Sort through the data and copy the lines holding the word "主要内容".

** Begin Exercise material **

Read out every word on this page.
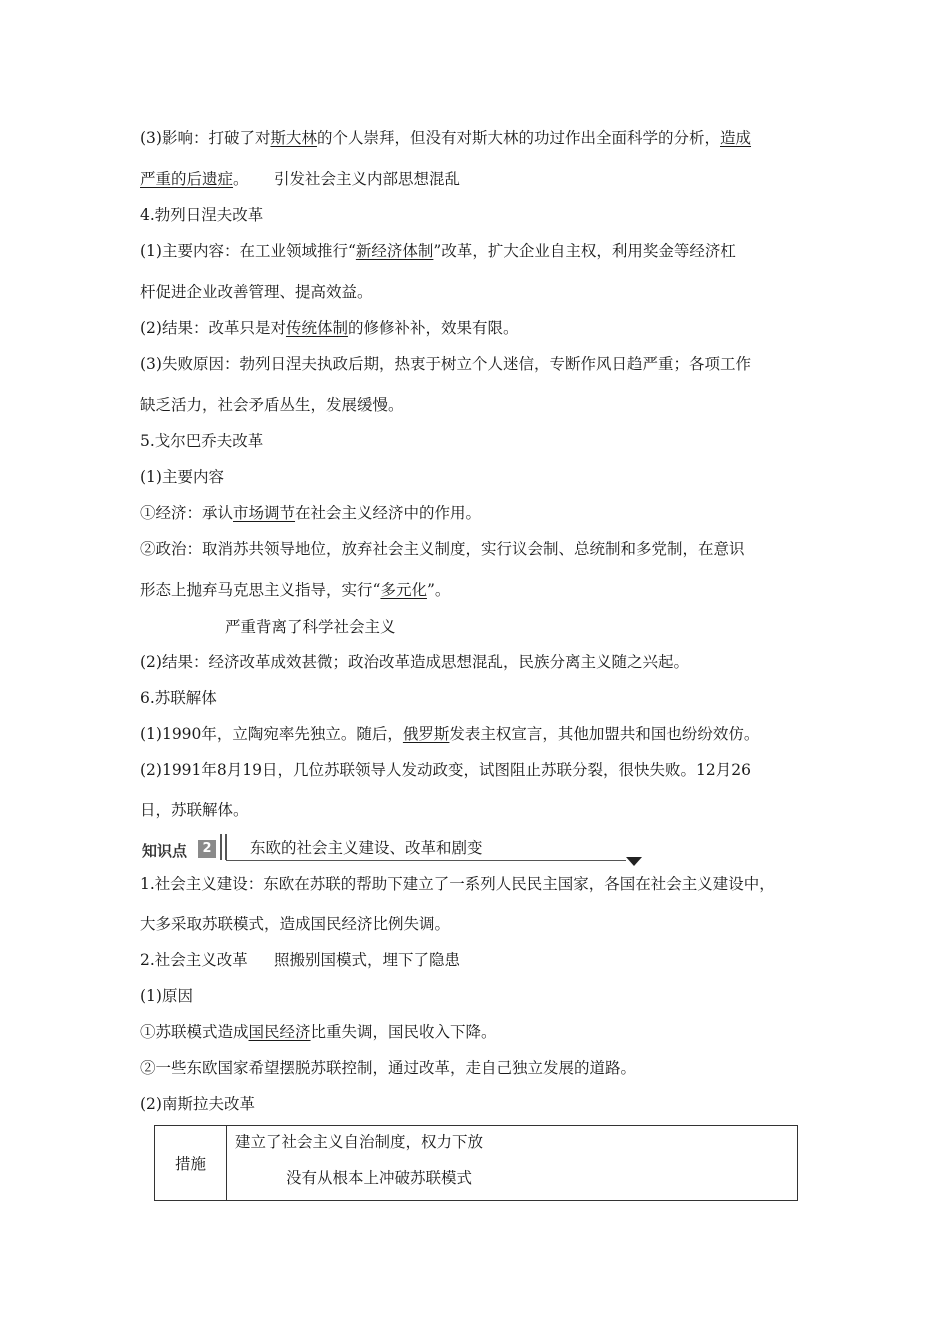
(3)影响：打破了对斯大林的个人崇拜，但没有对斯大林的功过作出全面科学的分析，造成
严重的后遗症。 引发社会主义内部思想混乱
4.勃列日涅夫改革
(1)主要内容：在工业领域推行“新经济体制”改革，扩大企业自主权，利用奖金等经济杠
杆促进企业改善管理、提高效益。
(2)结果：改革只是对传统体制的修修补补，效果有限。
(3)失败原因：勃列日涅夫执政后期，热衷于树立个人迷信，专断作风日趋严重；各项工作
缺乏活力，社会矛盾丛生，发展缓慢。
5.戈尔巴乔夫改革
(1)主要内容
①经济：承认市场调节在社会主义经济中的作用。
②政治：取消苏共领导地位，放弃社会主义制度，实行议会制、总统制和多党制，在意识
形态上抛弃马克思主义指导，实行“多元化”。
严重背离了科学社会主义
(2)结果：经济改革成效甚微；政治改革造成思想混乱，民族分离主义随之兴起。
6.苏联解体
(1)1990年，立陶宛率先独立。随后，俄罗斯发表主权宣言，其他加盟共和国也纷纷效仿。
(2)1991年8月19日，几位苏联领导人发动政变，试图阻止苏联分裂，很快失败。12月26
日，苏联解体。
知识点	2 东欧的社会主义建设、改革和剧变
1.社会主义建设：东欧在苏联的帮助下建立了一系列人民民主国家，各国在社会主义建设中，
大多采取苏联模式，造成国民经济比例失调。
2.社会主义改革 照搬别国模式，埋下了隐患
(1)原因
①苏联模式造成国民经济比重失调，国民收入下降。
②一些东欧国家希望摆脱苏联控制，通过改革，走自己独立发展的道路。
(2)南斯拉夫改革
措施
建立了社会主义自治制度，权力下放
没有从根本上冲破苏联模式
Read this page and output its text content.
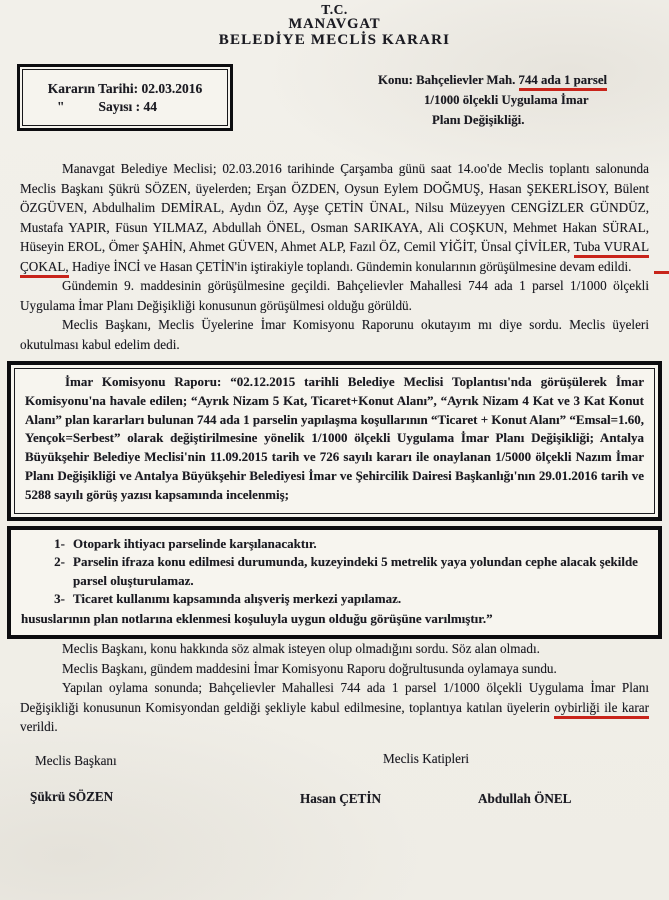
T.C.
MANAVGAT
BELEDİYE MECLİS KARARI
Kararın Tarihi: 02.03.2016
"	Sayısı : 44
Konu: Bahçelievler Mah. 744 ada 1 parsel
1/1000 ölçekli Uygulama İmar
Planı Değişikliği.

Manavgat Belediye Meclisi; 02.03.2016 tarihinde Çarşamba günü saat 14.oo'de Meclis toplantı salonunda Meclis Başkanı Şükrü SÖZEN, üyelerden; Erşan ÖZDEN, Oysun Eylem DOĞMUŞ, Hasan ŞEKERLİSOY, Bülent ÖZGÜVEN, Abdulhalim DEMİRAL, Aydın ÖZ, Ayşe ÇETİN ÜNAL, Nilsu Müzeyyen CENGİZLER GÜNDÜZ, Mustafa YAPIR, Füsun YILMAZ, Abdullah ÖNEL, Osman SARIKAYA, Ali COŞKUN, Mehmet Hakan SÜRAL, Hüseyin EROL, Ömer ŞAHİN, Ahmet GÜVEN, Ahmet ALP, Fazıl ÖZ, Cemil YİĞİT, Ünsal ÇİVİLER, Tuba VURAL ÇOKAL, Hadiye İNCİ ve Hasan ÇETİN'in iştirakiyle toplandı. Gündemin konularının görüşülmesine devam edildi.

Gündemin 9. maddesinin görüşülmesine geçildi. Bahçelievler Mahallesi 744 ada 1 parsel 1/1000 ölçekli Uygulama İmar Planı Değişikliği konusunun görüşülmesi olduğu görüldü.

Meclis Başkanı, Meclis Üyelerine İmar Komisyonu Raporunu okutayım mı diye sordu. Meclis üyeleri okutulması kabul edelim dedi.

İmar Komisyonu Raporu: “02.12.2015 tarihli Belediye Meclisi Toplantısı'nda görüşülerek İmar Komisyonu'na havale edilen; “Ayrık Nizam 5 Kat, Ticaret+Konut Alanı”, “Ayrık Nizam 4 Kat ve 3 Kat Konut Alanı” plan kararları bulunan 744 ada 1 parselin yapılaşma koşullarının “Ticaret + Konut Alanı” “Emsal=1.60, Yençok=Serbest” olarak değiştirilmesine yönelik 1/1000 ölçekli Uygulama İmar Planı Değişikliği; Antalya Büyükşehir Belediye Meclisi'nin 11.09.2015 tarih ve 726 sayılı kararı ile onaylanan 1/5000 ölçekli Nazım İmar Planı Değişikliği ve Antalya Büyükşehir Belediyesi İmar ve Şehircilik Dairesi Başkanlığı'nın 29.01.2016 tarih ve 5288 sayılı görüş yazısı kapsamında incelenmiş;

1- Otopark ihtiyacı parselinde karşılanacaktır.
2- Parselin ifraza konu edilmesi durumunda, kuzeyindeki 5 metrelik yaya yolundan cephe alacak şekilde parsel oluşturulamaz.
3- Ticaret kullanımı kapsamında alışveriş merkezi yapılamaz.
hususlarının plan notlarına eklenmesi koşuluyla uygun olduğu görüşüne varılmıştır.”

Meclis Başkanı, konu hakkında söz almak isteyen olup olmadığını sordu. Söz alan olmadı.

Meclis Başkanı, gündem maddesini İmar Komisyonu Raporu doğrultusunda oylamaya sundu.

Yapılan oylama sonunda; Bahçelievler Mahallesi 744 ada 1 parsel 1/1000 ölçekli Uygulama İmar Planı Değişikliği konusunun Komisyondan geldiği şekliyle kabul edilmesine, toplantıya katılan üyelerin oybirliği ile karar verildi.

Meclis Başkanı	Meclis Katipleri
Şükrü SÖZEN	Hasan ÇETİN	Abdullah ÖNEL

** End Exercise material **

Final result.
(1)主要内容：在工业领域推行“新经济体制”改革，扩大企业自主权，利用奖金等经济杠
(1)主要内容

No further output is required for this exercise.